→ **Written task**: Reproduce each line bearing the word "znany".

--------------------

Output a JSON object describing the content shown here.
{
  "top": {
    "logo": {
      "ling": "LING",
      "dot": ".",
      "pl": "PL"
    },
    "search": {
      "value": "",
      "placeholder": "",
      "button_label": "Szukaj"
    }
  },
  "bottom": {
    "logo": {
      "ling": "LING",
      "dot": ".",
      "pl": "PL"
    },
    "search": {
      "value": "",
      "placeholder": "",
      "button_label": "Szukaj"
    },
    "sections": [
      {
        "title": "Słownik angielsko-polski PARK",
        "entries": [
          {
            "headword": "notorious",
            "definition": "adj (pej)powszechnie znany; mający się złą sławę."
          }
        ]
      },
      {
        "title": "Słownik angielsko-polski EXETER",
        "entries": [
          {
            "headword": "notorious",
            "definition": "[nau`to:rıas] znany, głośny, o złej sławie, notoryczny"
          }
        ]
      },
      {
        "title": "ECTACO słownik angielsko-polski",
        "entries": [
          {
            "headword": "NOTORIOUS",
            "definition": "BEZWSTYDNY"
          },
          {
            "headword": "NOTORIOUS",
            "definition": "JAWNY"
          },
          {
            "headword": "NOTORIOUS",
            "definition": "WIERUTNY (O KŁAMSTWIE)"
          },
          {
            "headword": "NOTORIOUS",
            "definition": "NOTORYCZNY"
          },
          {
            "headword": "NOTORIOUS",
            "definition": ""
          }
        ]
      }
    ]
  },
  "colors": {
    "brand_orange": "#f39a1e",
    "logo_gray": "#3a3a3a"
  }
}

--------------------

→ **Response**:
            "definition": "adj (pej)powszechnie znany; mający się złą sławę."
            "definition": "[nau`to:rıas] znany, głośny, o złej sławie, notoryczny"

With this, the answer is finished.